## Given task
Go through the material below and count the lines with the string "JSON"; the number is the whole answer.

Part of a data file
┄┄┄┄┄┄

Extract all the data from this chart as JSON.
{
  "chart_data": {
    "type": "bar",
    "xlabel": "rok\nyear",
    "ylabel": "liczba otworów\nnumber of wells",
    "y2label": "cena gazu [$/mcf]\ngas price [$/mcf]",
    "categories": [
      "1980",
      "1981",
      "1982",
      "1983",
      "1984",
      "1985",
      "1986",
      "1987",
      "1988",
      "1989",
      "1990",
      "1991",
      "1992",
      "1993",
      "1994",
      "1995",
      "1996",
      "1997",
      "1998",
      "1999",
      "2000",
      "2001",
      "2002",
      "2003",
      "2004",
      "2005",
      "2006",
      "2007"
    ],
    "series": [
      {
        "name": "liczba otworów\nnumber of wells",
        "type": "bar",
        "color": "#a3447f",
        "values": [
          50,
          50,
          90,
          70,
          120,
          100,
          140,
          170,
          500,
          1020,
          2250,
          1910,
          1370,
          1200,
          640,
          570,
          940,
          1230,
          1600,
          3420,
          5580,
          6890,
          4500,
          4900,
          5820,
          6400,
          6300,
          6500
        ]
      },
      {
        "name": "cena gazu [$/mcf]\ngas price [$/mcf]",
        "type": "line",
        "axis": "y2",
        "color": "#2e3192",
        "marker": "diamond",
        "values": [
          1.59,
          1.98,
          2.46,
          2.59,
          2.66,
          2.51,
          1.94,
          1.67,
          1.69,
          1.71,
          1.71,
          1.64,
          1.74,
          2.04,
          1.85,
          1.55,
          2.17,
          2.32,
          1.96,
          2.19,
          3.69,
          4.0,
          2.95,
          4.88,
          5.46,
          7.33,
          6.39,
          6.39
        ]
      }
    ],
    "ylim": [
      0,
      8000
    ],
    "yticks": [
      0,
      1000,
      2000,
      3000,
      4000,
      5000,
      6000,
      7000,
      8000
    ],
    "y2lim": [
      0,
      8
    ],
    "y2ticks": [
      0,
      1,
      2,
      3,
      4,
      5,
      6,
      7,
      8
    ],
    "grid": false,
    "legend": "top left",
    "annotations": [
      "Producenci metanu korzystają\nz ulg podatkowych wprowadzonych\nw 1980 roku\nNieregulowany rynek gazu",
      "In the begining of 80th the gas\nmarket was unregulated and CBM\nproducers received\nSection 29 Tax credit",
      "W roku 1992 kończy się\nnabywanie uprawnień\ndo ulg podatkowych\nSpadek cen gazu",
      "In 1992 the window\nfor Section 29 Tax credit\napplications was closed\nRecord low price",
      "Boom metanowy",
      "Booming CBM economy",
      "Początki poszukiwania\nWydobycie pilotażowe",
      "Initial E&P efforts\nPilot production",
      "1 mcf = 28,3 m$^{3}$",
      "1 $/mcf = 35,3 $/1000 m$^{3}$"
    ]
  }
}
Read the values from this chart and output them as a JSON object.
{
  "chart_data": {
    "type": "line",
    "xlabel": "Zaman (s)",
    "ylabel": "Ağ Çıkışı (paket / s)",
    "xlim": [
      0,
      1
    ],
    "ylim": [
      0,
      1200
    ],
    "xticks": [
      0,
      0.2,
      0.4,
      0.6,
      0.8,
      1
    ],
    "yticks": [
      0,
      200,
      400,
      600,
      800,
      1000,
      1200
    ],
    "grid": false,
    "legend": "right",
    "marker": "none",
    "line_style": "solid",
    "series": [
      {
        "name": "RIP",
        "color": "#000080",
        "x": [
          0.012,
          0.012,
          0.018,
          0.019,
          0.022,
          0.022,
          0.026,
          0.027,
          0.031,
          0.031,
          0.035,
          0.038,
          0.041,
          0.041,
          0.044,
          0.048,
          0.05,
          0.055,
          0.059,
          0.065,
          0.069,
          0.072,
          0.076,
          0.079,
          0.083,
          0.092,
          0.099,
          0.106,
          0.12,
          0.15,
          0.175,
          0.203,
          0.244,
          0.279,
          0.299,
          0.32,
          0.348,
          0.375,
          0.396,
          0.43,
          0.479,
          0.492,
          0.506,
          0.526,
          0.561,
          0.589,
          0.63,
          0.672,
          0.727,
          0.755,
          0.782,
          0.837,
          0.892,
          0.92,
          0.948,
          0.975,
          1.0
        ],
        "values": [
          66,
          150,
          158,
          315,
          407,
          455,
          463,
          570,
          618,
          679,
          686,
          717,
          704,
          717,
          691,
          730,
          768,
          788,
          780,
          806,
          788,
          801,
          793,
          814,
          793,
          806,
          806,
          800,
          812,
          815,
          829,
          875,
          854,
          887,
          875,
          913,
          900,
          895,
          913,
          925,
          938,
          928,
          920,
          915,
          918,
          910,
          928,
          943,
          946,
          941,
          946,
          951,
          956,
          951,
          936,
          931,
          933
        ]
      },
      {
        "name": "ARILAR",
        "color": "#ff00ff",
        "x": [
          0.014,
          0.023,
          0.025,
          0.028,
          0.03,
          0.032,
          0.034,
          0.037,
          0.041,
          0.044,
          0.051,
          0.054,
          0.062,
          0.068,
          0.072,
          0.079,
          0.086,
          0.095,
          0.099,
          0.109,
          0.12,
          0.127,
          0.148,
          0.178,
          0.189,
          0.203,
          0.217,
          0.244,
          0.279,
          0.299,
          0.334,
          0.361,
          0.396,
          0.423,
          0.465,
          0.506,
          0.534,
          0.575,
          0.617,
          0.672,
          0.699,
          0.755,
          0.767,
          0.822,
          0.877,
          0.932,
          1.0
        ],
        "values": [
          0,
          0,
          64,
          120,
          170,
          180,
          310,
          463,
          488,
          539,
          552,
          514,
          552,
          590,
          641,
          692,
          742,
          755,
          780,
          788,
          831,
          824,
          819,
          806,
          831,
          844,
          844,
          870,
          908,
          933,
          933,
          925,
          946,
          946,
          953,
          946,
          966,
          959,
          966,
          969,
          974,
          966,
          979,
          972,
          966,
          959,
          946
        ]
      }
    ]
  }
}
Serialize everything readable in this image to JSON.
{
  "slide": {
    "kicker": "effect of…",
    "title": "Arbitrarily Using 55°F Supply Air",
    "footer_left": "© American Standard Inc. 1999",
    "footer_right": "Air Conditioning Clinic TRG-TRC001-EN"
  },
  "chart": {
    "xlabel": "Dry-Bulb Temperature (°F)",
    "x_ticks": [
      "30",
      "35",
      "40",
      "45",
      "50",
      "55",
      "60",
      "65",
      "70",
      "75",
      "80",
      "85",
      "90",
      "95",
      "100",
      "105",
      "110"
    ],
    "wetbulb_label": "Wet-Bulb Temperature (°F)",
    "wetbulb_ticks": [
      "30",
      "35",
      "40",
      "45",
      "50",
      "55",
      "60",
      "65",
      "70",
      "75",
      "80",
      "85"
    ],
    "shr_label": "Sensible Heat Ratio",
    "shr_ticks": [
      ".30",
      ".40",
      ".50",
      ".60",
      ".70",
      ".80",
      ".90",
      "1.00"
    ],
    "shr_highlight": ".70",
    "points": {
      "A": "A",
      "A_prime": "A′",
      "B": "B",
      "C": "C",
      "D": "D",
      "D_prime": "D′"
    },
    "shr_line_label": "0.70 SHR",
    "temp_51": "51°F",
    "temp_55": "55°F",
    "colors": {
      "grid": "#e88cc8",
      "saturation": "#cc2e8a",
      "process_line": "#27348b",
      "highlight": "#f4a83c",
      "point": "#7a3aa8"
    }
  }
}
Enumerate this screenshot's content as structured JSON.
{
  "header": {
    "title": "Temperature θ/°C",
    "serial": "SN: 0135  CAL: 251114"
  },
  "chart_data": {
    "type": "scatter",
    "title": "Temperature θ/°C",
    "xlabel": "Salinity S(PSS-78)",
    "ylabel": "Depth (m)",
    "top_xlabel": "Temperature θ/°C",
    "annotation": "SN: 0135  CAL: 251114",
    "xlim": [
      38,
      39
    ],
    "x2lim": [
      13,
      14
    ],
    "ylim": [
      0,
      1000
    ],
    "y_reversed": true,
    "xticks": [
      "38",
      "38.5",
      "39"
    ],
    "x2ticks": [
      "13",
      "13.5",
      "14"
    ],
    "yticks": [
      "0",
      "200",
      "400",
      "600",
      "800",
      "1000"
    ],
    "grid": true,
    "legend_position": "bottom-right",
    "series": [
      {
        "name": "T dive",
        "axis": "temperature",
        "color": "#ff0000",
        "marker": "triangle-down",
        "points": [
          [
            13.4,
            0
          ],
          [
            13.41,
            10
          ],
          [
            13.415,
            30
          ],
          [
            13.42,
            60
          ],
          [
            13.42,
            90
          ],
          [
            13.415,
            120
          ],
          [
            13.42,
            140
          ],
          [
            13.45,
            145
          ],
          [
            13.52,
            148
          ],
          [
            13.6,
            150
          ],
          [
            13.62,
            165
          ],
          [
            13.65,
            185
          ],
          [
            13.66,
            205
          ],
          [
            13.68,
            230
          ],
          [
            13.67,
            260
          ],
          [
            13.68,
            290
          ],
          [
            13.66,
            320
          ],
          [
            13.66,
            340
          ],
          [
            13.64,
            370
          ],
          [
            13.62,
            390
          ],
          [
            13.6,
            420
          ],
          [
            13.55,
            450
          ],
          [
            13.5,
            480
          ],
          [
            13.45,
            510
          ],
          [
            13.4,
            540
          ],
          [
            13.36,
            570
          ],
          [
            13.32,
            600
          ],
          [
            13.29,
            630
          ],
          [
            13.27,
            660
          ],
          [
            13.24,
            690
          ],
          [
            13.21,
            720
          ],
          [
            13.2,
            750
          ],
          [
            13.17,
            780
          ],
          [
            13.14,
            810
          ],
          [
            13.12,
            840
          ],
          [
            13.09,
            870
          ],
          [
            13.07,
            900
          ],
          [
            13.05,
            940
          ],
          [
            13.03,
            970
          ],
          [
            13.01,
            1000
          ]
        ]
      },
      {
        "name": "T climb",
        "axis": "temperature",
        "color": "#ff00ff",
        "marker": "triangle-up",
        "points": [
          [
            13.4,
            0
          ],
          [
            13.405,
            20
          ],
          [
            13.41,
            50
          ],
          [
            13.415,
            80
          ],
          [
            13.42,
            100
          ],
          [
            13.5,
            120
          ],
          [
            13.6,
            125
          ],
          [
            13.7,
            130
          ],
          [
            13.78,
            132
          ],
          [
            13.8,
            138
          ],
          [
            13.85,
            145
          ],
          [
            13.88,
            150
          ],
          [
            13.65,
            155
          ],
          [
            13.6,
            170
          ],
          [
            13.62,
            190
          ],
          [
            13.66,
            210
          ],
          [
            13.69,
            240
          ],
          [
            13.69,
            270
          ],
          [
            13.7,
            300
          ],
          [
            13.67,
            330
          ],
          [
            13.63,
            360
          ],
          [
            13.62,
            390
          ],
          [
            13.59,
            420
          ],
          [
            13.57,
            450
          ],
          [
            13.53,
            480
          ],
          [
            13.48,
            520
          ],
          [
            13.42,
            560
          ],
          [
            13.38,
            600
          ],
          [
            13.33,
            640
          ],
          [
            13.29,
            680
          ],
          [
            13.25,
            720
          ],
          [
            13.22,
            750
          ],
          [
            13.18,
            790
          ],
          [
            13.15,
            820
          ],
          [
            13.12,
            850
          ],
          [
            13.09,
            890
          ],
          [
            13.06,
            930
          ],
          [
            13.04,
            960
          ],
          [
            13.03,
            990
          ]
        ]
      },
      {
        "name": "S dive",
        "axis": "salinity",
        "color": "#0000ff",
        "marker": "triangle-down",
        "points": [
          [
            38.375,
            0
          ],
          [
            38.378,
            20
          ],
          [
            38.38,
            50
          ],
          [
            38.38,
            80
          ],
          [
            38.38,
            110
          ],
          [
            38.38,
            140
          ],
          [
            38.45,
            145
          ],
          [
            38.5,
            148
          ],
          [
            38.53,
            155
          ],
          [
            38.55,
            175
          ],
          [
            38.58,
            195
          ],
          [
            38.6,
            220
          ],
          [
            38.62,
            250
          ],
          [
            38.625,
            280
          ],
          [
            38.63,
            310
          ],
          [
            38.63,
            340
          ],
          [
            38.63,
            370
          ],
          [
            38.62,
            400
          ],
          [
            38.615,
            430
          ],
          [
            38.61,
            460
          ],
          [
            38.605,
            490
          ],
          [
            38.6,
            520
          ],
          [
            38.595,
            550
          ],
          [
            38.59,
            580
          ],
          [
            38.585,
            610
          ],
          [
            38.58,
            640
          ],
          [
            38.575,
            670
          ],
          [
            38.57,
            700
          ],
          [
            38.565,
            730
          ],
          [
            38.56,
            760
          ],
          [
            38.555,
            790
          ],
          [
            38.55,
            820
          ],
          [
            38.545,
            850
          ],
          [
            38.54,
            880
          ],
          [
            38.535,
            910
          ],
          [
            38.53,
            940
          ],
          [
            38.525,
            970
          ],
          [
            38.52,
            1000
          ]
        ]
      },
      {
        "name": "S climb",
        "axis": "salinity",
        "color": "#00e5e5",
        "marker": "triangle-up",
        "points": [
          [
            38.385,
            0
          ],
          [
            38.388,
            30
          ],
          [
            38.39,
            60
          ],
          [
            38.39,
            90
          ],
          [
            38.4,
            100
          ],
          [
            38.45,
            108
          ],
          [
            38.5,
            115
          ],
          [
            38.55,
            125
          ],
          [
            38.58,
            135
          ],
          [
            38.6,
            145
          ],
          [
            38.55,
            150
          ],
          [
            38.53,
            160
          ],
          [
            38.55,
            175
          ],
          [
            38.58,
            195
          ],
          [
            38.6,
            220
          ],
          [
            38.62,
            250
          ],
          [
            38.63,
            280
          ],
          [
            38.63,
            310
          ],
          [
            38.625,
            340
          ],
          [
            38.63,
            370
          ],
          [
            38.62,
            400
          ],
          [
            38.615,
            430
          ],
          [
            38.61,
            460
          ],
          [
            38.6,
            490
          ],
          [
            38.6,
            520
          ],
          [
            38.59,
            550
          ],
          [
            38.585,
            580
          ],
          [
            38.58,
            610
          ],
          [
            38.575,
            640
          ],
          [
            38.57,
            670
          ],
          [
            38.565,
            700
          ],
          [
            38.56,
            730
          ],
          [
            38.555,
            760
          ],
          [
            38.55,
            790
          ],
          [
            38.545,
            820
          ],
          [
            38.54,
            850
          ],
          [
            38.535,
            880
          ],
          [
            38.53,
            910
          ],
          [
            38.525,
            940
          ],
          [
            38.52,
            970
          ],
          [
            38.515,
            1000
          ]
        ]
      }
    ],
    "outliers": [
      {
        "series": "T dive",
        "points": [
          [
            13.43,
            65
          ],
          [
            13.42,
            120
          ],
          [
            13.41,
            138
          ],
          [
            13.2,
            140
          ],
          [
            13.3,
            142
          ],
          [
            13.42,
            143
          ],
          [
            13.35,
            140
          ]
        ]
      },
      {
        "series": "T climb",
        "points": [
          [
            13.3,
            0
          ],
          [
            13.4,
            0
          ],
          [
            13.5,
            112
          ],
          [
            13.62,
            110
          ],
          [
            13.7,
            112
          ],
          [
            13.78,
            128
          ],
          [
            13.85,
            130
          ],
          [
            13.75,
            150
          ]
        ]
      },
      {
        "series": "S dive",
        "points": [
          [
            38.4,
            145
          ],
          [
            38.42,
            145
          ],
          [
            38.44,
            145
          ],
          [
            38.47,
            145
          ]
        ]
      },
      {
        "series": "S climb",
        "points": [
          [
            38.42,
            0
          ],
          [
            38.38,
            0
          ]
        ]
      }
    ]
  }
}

┄┄┄┄┄┄

## Worked solution
4